Your instructions
How many lines in the items below contain the string "alat", with case counting? Reply with the number only.

Items from a dataset
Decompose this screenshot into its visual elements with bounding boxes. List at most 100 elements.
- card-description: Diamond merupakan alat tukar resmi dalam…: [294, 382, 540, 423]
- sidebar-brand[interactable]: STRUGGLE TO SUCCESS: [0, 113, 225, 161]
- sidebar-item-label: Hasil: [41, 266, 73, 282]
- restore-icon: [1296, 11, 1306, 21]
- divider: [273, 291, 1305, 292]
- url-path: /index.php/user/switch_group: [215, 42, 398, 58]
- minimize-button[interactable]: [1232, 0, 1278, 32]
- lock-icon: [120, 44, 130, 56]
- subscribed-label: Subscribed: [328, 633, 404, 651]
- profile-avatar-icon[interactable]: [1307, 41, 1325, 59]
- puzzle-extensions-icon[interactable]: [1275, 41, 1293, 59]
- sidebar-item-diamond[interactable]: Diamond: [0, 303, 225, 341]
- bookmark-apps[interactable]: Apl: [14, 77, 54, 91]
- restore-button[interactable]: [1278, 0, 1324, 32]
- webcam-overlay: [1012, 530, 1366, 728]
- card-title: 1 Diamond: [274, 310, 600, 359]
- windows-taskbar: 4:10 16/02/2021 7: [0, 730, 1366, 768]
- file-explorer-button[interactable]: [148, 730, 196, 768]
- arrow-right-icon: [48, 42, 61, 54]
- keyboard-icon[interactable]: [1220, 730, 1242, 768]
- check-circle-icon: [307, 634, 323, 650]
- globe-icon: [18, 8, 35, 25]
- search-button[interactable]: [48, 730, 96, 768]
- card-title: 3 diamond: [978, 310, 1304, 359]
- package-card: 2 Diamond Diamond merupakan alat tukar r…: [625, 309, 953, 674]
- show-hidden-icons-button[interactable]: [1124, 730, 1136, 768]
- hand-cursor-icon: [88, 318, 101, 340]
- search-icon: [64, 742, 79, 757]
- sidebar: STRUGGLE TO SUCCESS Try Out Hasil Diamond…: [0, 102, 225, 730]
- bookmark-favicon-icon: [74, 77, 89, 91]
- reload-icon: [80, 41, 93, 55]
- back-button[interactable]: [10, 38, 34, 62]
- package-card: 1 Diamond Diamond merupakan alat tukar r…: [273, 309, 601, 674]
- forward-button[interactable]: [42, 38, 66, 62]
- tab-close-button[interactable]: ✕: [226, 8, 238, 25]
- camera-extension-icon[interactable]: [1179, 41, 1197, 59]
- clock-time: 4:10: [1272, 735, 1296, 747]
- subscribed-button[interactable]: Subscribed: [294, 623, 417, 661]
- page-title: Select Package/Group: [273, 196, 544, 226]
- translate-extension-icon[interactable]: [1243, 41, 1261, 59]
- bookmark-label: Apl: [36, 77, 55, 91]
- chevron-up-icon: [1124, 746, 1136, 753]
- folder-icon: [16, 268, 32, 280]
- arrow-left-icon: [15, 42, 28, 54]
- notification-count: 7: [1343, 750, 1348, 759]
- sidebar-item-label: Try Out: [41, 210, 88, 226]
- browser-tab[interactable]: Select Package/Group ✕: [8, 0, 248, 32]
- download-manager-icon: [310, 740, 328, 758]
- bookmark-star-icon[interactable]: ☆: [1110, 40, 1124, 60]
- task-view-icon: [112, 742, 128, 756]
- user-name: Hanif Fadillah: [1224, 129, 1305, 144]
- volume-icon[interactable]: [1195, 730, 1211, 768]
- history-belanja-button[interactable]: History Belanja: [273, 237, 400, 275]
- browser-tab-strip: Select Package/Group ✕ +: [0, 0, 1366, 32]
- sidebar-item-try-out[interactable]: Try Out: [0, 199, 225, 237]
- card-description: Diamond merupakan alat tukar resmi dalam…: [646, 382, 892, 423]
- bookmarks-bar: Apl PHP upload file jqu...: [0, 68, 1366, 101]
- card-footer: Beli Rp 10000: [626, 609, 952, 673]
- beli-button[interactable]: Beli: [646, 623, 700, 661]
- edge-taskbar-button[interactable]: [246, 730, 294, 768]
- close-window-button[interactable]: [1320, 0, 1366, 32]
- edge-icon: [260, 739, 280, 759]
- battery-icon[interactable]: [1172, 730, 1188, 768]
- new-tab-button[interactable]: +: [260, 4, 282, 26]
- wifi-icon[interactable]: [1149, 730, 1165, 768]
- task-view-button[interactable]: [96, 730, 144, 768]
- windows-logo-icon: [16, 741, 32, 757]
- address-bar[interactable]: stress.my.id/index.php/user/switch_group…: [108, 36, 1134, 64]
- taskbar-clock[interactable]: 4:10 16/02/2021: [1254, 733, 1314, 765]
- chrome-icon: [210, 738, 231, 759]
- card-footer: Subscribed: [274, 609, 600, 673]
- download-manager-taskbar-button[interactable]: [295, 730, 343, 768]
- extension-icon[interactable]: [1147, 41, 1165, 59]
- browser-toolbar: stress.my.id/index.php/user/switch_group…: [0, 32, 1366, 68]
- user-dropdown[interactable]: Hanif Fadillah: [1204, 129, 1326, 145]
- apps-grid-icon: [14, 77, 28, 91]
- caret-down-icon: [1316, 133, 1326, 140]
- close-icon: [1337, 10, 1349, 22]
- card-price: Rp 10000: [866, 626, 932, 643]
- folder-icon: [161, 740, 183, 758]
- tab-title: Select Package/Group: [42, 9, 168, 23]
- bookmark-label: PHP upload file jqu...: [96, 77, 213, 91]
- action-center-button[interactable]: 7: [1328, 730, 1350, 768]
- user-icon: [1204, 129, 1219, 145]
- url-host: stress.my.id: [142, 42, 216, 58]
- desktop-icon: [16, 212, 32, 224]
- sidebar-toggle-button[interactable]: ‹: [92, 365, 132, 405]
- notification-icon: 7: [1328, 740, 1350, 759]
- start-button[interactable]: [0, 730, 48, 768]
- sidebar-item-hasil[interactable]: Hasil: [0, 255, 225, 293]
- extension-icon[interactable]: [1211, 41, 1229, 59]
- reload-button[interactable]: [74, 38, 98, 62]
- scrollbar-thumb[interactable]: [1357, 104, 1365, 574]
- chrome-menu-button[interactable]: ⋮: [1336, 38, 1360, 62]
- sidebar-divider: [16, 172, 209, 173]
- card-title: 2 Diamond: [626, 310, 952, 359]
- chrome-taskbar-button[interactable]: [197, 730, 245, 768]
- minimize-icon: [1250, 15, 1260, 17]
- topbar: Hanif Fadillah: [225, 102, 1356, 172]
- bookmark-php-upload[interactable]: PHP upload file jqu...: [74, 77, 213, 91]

Worked solution
4